Will you write out all the entries below exactly?
----------
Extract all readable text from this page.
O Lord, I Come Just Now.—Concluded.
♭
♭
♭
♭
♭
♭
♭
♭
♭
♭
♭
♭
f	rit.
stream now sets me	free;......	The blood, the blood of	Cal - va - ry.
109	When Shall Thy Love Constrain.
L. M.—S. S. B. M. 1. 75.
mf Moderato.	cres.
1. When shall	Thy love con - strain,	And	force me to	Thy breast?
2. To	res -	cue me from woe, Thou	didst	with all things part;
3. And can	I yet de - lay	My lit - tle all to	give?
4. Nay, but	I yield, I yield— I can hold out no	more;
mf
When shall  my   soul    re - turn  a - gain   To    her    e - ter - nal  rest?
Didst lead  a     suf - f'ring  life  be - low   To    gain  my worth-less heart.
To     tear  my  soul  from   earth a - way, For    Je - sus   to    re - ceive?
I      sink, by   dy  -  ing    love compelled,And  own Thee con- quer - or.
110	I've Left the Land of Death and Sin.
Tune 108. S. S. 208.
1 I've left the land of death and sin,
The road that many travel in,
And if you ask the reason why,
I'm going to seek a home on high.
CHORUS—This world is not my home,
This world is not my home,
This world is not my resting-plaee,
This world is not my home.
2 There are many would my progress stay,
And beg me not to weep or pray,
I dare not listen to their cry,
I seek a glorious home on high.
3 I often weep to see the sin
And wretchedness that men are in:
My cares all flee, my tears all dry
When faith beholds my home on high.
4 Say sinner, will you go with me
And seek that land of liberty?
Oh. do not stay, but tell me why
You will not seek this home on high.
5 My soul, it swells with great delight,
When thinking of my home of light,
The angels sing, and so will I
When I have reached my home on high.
----------
Solution to this exercise:
Extract all readable text from this page.
O Lord, I Come Just Now.—Concluded.
♭
♭
♭
♭
♭
♭
♭
♭
♭
♭
♭
♭
f	rit.
stream now sets me	free;......	The blood, the blood of	Cal - va - ry.
109	When Shall Thy Love Constrain.
L. M.—S. S. B. M. 1. 75.
mf Moderato.	cres.
1. When shall	Thy love con - strain,	And	force me to	Thy breast?
2. To	res -	cue me from woe, Thou	didst	with all things part;
3. And can	I yet de - lay	My lit - tle all to	give?
4. Nay, but	I yield, I yield— I can hold out no	more;
mf
When shall  my   soul    re - turn  a - gain   To    her    e - ter - nal  rest?
Didst lead  a     suf - f'ring  life  be - low   To    gain  my worth-less heart.
To     tear  my  soul  from   earth a - way, For    Je - sus   to    re - ceive?
I      sink, by   dy  -  ing    love compelled,And  own Thee con- quer - or.
110	I've Left the Land of Death and Sin.
Tune 108. S. S. 208.
1 I've left the land of death and sin,
The road that many travel in,
And if you ask the reason why,
I'm going to seek a home on high.
CHORUS—This world is not my home,
This world is not my home,
This world is not my resting-plaee,
This world is not my home.
2 There are many would my progress stay,
And beg me not to weep or pray,
I dare not listen to their cry,
I seek a glorious home on high.
3 I often weep to see the sin
And wretchedness that men are in:
My cares all flee, my tears all dry
When faith beholds my home on high.
4 Say sinner, will you go with me
And seek that land of liberty?
Oh. do not stay, but tell me why
You will not seek this home on high.
5 My soul, it swells with great delight,
When thinking of my home of light,
The angels sing, and so will I
When I have reached my home on high.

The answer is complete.